**PROBLEM DETAILS**
Determine how many lines of the records include "this", and answer with the number alone.

**DATASET ROWS**

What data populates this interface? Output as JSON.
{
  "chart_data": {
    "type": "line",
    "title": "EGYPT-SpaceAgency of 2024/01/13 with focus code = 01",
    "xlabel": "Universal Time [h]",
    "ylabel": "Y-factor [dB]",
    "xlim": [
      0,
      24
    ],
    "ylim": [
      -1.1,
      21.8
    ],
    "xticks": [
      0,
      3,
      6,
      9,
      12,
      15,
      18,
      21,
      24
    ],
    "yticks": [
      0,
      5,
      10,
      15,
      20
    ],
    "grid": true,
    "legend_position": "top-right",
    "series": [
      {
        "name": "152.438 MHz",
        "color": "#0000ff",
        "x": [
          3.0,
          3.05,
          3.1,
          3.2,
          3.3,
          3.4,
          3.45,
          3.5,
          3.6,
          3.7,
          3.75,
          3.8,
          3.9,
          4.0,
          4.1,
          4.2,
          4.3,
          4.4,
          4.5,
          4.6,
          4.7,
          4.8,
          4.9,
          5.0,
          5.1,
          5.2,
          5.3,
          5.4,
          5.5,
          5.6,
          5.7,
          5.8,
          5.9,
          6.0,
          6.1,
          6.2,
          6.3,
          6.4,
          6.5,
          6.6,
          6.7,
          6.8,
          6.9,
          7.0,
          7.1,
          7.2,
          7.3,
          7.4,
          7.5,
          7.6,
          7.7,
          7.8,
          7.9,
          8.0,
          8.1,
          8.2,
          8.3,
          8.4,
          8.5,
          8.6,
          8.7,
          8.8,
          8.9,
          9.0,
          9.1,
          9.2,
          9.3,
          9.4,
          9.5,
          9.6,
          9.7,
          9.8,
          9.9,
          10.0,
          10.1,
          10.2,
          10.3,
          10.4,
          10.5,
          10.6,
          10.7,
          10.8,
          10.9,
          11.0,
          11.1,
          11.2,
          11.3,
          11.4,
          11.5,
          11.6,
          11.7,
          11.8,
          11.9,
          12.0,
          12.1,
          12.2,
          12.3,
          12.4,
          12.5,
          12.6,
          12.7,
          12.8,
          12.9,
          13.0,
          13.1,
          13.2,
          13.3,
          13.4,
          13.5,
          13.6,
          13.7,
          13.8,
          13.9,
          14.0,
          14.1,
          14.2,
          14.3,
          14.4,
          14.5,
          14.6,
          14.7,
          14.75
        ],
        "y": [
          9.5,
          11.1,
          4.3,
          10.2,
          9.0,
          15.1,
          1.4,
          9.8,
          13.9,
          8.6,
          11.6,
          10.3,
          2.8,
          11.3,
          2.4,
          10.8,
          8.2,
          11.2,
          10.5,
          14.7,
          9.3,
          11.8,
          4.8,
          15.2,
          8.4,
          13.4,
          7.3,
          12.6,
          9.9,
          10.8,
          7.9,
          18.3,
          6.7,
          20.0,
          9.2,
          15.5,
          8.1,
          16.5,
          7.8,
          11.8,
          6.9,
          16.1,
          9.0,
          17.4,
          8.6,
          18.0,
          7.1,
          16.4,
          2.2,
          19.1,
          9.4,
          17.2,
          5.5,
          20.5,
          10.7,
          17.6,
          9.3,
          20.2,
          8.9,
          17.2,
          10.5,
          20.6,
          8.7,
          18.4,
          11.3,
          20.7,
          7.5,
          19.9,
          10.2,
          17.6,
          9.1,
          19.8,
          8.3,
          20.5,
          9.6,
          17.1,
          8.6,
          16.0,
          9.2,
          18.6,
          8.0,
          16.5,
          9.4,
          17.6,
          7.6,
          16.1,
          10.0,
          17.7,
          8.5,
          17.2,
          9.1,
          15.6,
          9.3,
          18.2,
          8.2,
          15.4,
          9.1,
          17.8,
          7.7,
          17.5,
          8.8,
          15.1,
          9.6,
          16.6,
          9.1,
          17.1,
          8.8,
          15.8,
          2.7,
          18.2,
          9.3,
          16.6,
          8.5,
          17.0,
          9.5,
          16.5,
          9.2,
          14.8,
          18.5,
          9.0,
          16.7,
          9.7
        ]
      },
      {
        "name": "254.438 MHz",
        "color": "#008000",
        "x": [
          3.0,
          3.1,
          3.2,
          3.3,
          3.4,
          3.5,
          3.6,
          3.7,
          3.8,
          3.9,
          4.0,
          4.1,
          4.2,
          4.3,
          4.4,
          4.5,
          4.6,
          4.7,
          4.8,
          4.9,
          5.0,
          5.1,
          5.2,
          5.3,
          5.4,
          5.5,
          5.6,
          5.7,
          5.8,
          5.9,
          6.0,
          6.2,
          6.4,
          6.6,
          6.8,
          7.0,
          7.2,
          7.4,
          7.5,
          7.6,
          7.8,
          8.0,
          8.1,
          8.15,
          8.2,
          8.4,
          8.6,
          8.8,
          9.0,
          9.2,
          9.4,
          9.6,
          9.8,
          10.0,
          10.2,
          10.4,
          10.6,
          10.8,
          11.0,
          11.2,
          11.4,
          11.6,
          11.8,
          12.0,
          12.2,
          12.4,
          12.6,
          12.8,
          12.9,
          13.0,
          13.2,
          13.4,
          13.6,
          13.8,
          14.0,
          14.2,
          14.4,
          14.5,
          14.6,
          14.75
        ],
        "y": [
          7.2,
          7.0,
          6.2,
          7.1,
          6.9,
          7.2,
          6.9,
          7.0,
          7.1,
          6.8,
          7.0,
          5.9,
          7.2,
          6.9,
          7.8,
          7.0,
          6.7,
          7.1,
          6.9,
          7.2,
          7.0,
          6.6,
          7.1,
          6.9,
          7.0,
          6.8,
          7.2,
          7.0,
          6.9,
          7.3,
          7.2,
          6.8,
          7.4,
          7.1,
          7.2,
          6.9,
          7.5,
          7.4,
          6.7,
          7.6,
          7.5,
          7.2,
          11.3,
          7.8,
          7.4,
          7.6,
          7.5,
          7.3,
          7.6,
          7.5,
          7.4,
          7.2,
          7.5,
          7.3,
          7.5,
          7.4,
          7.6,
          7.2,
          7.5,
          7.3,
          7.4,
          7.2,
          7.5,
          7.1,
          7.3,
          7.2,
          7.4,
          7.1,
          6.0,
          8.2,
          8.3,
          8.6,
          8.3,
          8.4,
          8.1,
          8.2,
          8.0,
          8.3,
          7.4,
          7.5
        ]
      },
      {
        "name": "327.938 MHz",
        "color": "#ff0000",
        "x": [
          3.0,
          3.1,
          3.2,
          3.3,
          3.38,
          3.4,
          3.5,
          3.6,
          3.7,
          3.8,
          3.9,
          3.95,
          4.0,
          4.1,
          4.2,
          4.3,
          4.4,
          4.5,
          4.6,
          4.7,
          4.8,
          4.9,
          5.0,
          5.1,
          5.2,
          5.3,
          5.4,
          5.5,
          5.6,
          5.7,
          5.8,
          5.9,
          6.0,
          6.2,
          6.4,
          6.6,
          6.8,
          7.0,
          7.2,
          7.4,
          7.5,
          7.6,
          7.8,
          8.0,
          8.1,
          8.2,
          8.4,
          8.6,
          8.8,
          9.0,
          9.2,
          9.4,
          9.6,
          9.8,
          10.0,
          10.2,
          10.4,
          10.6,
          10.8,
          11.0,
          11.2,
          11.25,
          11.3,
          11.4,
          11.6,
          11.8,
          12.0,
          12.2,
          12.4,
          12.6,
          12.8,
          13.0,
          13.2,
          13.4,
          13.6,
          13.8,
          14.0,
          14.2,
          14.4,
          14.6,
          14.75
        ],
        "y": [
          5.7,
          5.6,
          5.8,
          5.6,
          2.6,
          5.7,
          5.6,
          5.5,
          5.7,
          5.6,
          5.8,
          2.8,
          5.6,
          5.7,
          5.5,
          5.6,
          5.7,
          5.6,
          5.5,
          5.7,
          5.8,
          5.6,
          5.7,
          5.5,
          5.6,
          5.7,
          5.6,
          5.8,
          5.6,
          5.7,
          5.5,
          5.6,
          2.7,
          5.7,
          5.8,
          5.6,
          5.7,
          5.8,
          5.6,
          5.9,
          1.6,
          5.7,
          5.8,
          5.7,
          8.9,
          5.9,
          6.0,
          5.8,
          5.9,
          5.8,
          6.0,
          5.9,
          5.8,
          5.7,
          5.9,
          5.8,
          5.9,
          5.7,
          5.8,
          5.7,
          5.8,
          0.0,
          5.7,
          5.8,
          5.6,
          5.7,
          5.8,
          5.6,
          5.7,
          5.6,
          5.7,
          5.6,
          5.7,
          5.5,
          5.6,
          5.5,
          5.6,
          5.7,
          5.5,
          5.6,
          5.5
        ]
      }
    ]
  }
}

--

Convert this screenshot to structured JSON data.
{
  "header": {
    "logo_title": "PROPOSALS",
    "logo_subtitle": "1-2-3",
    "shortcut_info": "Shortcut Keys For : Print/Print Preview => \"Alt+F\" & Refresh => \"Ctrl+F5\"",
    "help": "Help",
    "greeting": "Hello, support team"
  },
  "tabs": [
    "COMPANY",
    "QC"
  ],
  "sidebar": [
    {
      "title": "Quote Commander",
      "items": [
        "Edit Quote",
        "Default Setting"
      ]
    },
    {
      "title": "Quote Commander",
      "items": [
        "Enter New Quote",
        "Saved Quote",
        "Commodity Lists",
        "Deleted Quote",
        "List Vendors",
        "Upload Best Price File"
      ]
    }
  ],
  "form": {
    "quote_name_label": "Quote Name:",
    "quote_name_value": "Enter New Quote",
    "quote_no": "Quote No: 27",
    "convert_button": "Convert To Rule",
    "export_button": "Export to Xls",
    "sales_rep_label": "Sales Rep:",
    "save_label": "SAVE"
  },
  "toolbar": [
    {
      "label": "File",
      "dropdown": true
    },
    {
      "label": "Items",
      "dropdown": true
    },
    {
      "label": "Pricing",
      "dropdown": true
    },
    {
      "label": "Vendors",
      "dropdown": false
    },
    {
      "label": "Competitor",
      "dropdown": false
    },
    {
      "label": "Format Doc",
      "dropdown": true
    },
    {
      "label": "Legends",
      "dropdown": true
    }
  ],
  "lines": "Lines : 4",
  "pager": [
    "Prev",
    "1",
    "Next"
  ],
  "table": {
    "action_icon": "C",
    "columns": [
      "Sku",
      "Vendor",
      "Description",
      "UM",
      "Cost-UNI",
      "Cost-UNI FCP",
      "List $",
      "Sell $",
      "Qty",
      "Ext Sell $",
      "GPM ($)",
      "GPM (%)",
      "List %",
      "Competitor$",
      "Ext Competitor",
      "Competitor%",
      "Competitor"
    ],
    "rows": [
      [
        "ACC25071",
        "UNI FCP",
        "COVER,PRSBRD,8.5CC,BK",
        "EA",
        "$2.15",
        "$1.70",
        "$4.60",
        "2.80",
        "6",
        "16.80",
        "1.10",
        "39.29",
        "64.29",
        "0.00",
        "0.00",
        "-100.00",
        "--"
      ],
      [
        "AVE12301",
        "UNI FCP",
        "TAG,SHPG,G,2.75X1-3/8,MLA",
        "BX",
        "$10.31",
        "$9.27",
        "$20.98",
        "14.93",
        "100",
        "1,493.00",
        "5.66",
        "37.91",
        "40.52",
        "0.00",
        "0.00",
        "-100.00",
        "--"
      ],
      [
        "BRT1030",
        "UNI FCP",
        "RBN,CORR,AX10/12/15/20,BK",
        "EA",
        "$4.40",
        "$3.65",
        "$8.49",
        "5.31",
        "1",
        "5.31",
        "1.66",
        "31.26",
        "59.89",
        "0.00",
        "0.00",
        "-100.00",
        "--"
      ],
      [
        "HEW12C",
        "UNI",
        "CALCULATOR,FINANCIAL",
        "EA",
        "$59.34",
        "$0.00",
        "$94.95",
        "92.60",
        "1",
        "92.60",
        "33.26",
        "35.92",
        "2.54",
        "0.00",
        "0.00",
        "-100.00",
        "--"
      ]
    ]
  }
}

...

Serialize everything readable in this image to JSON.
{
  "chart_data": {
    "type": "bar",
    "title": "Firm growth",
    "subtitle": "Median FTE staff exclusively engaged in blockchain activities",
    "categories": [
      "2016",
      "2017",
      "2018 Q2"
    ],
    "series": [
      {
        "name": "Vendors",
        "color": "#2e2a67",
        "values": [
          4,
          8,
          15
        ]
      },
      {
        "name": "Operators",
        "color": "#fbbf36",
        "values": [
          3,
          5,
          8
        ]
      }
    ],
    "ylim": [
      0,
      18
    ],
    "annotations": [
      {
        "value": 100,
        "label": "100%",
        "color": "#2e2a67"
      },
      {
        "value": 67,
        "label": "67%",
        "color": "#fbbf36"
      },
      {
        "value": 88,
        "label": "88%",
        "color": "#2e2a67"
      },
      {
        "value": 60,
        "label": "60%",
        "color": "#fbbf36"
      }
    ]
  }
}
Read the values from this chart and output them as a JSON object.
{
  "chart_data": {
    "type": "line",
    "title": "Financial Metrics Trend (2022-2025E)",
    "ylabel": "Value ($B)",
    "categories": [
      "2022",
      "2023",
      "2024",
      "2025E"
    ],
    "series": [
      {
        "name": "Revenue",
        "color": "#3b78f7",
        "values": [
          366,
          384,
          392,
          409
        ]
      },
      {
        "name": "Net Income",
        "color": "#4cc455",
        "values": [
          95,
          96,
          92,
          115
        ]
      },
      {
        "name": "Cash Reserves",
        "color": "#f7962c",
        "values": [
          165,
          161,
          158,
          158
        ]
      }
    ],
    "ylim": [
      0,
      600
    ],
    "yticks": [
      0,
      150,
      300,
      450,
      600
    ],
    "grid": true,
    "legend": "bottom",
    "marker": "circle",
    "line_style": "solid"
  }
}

**TASK SOLUTION**
4